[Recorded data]
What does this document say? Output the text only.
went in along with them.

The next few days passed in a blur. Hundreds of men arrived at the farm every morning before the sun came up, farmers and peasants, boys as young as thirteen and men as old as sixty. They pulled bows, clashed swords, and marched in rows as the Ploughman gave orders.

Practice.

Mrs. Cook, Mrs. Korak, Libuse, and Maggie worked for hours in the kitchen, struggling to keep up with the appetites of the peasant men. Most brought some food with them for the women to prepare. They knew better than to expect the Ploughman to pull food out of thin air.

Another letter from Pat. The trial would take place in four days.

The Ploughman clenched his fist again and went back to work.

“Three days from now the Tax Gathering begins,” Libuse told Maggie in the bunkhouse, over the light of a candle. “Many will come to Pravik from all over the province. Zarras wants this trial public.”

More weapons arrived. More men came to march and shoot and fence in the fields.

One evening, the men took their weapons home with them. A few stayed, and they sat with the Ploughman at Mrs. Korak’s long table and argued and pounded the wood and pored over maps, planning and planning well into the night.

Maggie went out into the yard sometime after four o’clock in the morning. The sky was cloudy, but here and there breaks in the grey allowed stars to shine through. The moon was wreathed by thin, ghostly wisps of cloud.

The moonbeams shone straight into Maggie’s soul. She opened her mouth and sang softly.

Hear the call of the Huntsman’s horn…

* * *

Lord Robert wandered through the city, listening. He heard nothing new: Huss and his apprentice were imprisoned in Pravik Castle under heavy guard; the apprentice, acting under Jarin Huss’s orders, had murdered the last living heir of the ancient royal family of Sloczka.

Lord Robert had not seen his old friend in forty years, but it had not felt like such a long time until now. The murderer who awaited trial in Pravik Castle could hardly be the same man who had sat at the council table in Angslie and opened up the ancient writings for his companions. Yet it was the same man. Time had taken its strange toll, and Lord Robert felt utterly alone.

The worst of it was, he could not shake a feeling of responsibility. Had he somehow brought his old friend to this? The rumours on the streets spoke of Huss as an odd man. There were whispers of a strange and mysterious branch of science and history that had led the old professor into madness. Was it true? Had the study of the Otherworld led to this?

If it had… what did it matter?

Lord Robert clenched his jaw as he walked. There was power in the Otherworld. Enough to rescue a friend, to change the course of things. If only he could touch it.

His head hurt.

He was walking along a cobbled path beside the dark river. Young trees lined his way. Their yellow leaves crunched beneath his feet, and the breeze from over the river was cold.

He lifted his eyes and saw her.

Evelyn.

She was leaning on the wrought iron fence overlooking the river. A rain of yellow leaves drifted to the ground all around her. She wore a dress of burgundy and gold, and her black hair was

TASK DESCRIPTION >>
In the records above, find the lines containing "from" and copy them.

RESPONSE TO THIS TASK >>
Another letter from Pat. The trial would take place in four days.
“Three days from now the Tax Gathering begins,” Libuse told Maggie in the bunkhouse, over the light of a candle. “Many will come to Pravik from all over the province. Zarras wants this trial public.”
He was walking along a cobbled path beside the dark river. Young trees lined his way. Their yellow leaves crunched beneath his feet, and the breeze from over the river was cold.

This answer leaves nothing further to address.